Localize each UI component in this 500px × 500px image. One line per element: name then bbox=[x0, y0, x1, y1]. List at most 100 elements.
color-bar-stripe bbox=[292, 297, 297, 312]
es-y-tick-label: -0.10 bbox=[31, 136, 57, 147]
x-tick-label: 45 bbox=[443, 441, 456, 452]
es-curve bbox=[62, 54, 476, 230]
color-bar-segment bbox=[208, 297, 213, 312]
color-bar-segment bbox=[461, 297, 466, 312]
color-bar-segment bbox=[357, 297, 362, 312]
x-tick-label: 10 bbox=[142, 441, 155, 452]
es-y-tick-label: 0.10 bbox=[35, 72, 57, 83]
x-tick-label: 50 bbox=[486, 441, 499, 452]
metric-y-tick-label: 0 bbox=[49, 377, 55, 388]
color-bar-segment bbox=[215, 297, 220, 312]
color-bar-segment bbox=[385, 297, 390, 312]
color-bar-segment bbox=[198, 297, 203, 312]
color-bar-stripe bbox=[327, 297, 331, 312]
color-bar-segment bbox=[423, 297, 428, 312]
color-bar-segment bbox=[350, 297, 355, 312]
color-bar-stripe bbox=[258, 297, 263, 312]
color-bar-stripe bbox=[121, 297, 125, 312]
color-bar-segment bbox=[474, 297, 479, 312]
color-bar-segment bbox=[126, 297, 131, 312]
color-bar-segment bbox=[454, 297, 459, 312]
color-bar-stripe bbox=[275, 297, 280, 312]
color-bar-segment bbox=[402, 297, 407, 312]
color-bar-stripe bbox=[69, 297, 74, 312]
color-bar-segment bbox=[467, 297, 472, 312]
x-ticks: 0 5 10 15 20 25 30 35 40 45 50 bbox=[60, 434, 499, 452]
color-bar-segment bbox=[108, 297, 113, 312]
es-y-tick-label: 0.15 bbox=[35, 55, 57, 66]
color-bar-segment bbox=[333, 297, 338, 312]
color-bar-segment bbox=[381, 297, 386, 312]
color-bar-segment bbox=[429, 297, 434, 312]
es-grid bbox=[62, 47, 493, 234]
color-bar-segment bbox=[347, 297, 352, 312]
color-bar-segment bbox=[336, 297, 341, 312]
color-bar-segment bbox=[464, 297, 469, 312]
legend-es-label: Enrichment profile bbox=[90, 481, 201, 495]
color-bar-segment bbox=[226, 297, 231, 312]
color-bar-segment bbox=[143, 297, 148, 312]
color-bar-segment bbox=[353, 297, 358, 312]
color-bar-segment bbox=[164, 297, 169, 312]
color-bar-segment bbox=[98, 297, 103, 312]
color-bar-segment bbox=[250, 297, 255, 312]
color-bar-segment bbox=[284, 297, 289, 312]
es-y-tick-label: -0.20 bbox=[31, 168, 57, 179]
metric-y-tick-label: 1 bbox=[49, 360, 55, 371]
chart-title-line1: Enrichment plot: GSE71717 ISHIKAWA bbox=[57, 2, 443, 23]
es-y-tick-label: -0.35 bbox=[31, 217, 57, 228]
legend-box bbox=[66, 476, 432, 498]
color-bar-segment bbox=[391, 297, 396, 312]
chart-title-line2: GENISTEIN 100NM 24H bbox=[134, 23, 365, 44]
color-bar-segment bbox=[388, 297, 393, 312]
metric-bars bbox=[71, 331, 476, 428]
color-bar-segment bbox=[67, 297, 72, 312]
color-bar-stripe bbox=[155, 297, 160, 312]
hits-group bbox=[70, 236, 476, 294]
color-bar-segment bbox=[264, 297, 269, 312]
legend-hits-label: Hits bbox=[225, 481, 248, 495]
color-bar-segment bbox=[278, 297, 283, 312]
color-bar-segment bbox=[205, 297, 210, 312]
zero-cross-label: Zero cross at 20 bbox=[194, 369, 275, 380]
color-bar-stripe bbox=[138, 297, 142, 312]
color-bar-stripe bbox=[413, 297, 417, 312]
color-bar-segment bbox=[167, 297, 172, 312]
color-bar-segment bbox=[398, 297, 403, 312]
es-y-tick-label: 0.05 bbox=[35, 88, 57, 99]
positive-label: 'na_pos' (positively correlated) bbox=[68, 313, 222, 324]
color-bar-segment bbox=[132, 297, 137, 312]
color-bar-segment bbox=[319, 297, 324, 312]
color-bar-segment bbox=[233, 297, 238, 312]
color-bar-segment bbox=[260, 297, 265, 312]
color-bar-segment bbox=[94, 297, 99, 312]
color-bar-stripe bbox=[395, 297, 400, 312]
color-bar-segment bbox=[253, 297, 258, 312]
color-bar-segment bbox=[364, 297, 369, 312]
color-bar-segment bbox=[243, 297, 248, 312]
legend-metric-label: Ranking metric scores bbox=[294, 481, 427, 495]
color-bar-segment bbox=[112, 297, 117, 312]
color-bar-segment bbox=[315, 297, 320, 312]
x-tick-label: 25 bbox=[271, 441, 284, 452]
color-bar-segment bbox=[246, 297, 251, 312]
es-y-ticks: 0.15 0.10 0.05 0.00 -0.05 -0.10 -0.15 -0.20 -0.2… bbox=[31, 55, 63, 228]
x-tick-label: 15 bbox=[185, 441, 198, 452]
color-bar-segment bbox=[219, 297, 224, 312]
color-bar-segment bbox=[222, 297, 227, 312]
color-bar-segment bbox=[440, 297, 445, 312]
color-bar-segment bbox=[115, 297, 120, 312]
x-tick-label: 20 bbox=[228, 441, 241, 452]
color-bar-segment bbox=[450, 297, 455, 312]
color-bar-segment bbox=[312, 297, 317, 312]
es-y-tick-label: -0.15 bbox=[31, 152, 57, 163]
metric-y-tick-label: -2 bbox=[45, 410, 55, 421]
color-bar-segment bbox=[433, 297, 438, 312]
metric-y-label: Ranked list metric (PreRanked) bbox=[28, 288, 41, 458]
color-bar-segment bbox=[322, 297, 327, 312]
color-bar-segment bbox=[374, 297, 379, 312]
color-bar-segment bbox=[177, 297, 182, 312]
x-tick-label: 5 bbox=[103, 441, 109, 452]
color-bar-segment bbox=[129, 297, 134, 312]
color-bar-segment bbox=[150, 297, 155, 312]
★ ★ ★
What you have to do: Reproduce every line of the records above verbatim, without altering, omitting or reordering anything.

Output below:
Localize each UI component in this 500px × 500px image. One line per element: name then bbox=[x0, y0, x1, y1]. List at most 100 elements.
color-bar-stripe bbox=[292, 297, 297, 312]
es-y-tick-label: -0.10 bbox=[31, 136, 57, 147]
x-tick-label: 45 bbox=[443, 441, 456, 452]
es-curve bbox=[62, 54, 476, 230]
color-bar-segment bbox=[208, 297, 213, 312]
color-bar-segment bbox=[461, 297, 466, 312]
color-bar-segment bbox=[357, 297, 362, 312]
x-tick-label: 10 bbox=[142, 441, 155, 452]
es-y-tick-label: 0.10 bbox=[35, 72, 57, 83]
x-tick-label: 50 bbox=[486, 441, 499, 452]
metric-y-tick-label: 0 bbox=[49, 377, 55, 388]
color-bar-segment bbox=[215, 297, 220, 312]
color-bar-segment bbox=[385, 297, 390, 312]
color-bar-segment bbox=[198, 297, 203, 312]
color-bar-stripe bbox=[327, 297, 331, 312]
color-bar-segment bbox=[423, 297, 428, 312]
color-bar-segment bbox=[350, 297, 355, 312]
color-bar-stripe bbox=[258, 297, 263, 312]
color-bar-stripe bbox=[121, 297, 125, 312]
color-bar-segment bbox=[474, 297, 479, 312]
color-bar-segment bbox=[126, 297, 131, 312]
color-bar-segment bbox=[454, 297, 459, 312]
color-bar-stripe bbox=[275, 297, 280, 312]
color-bar-segment bbox=[402, 297, 407, 312]
color-bar-stripe bbox=[69, 297, 74, 312]
color-bar-segment bbox=[467, 297, 472, 312]
x-ticks: 0 5 10 15 20 25 30 35 40 45 50 bbox=[60, 434, 499, 452]
color-bar-segment bbox=[108, 297, 113, 312]
es-y-tick-label: 0.15 bbox=[35, 55, 57, 66]
color-bar-segment bbox=[333, 297, 338, 312]
color-bar-segment bbox=[381, 297, 386, 312]
color-bar-segment bbox=[429, 297, 434, 312]
es-grid bbox=[62, 47, 493, 234]
color-bar-segment bbox=[347, 297, 352, 312]
color-bar-segment bbox=[336, 297, 341, 312]
color-bar-segment bbox=[464, 297, 469, 312]
legend-es-label: Enrichment profile bbox=[90, 481, 201, 495]
color-bar-segment bbox=[226, 297, 231, 312]
color-bar-segment bbox=[143, 297, 148, 312]
color-bar-segment bbox=[353, 297, 358, 312]
color-bar-segment bbox=[164, 297, 169, 312]
color-bar-segment bbox=[98, 297, 103, 312]
color-bar-segment bbox=[250, 297, 255, 312]
color-bar-segment bbox=[284, 297, 289, 312]
es-y-tick-label: -0.20 bbox=[31, 168, 57, 179]
metric-y-tick-label: 1 bbox=[49, 360, 55, 371]
chart-title-line1: Enrichment plot: GSE71717 ISHIKAWA bbox=[57, 2, 443, 23]
es-y-tick-label: -0.35 bbox=[31, 217, 57, 228]
legend-box bbox=[66, 476, 432, 498]
color-bar-segment bbox=[391, 297, 396, 312]
chart-title-line2: GENISTEIN 100NM 24H bbox=[134, 23, 365, 44]
color-bar-segment bbox=[388, 297, 393, 312]
metric-bars bbox=[71, 331, 476, 428]
color-bar-segment bbox=[67, 297, 72, 312]
color-bar-stripe bbox=[155, 297, 160, 312]
hits-group bbox=[70, 236, 476, 294]
color-bar-segment bbox=[264, 297, 269, 312]
legend-hits-label: Hits bbox=[225, 481, 248, 495]
color-bar-segment bbox=[278, 297, 283, 312]
color-bar-segment bbox=[205, 297, 210, 312]
zero-cross-label: Zero cross at 20 bbox=[194, 369, 275, 380]
color-bar-stripe bbox=[138, 297, 142, 312]
color-bar-stripe bbox=[413, 297, 417, 312]
color-bar-segment bbox=[167, 297, 172, 312]
color-bar-segment bbox=[398, 297, 403, 312]
es-y-tick-label: 0.05 bbox=[35, 88, 57, 99]
positive-label: 'na_pos' (positively correlated) bbox=[68, 313, 222, 324]
color-bar-segment bbox=[132, 297, 137, 312]
color-bar-segment bbox=[319, 297, 324, 312]
color-bar-segment bbox=[233, 297, 238, 312]
color-bar-segment bbox=[260, 297, 265, 312]
color-bar-segment bbox=[94, 297, 99, 312]
color-bar-stripe bbox=[395, 297, 400, 312]
color-bar-segment bbox=[253, 297, 258, 312]
color-bar-segment bbox=[364, 297, 369, 312]
color-bar-segment bbox=[243, 297, 248, 312]
legend-metric-label: Ranking metric scores bbox=[294, 481, 427, 495]
color-bar-segment bbox=[112, 297, 117, 312]
color-bar-segment bbox=[315, 297, 320, 312]
x-tick-label: 25 bbox=[271, 441, 284, 452]
color-bar-segment bbox=[246, 297, 251, 312]
es-y-ticks: 0.15 0.10 0.05 0.00 -0.05 -0.10 -0.15 -0.20 -0.2… bbox=[31, 55, 63, 228]
x-tick-label: 15 bbox=[185, 441, 198, 452]
color-bar-segment bbox=[219, 297, 224, 312]
color-bar-segment bbox=[222, 297, 227, 312]
color-bar-segment bbox=[440, 297, 445, 312]
color-bar-segment bbox=[115, 297, 120, 312]
x-tick-label: 20 bbox=[228, 441, 241, 452]
color-bar-segment bbox=[450, 297, 455, 312]
color-bar-segment bbox=[312, 297, 317, 312]
es-y-tick-label: -0.15 bbox=[31, 152, 57, 163]
metric-y-tick-label: -2 bbox=[45, 410, 55, 421]
color-bar-segment bbox=[433, 297, 438, 312]
metric-y-label: Ranked list metric (PreRanked) bbox=[28, 288, 41, 458]
color-bar-segment bbox=[322, 297, 327, 312]
color-bar-segment bbox=[374, 297, 379, 312]
color-bar-segment bbox=[177, 297, 182, 312]
x-tick-label: 5 bbox=[103, 441, 109, 452]
color-bar-segment bbox=[129, 297, 134, 312]
color-bar-segment bbox=[150, 297, 155, 312]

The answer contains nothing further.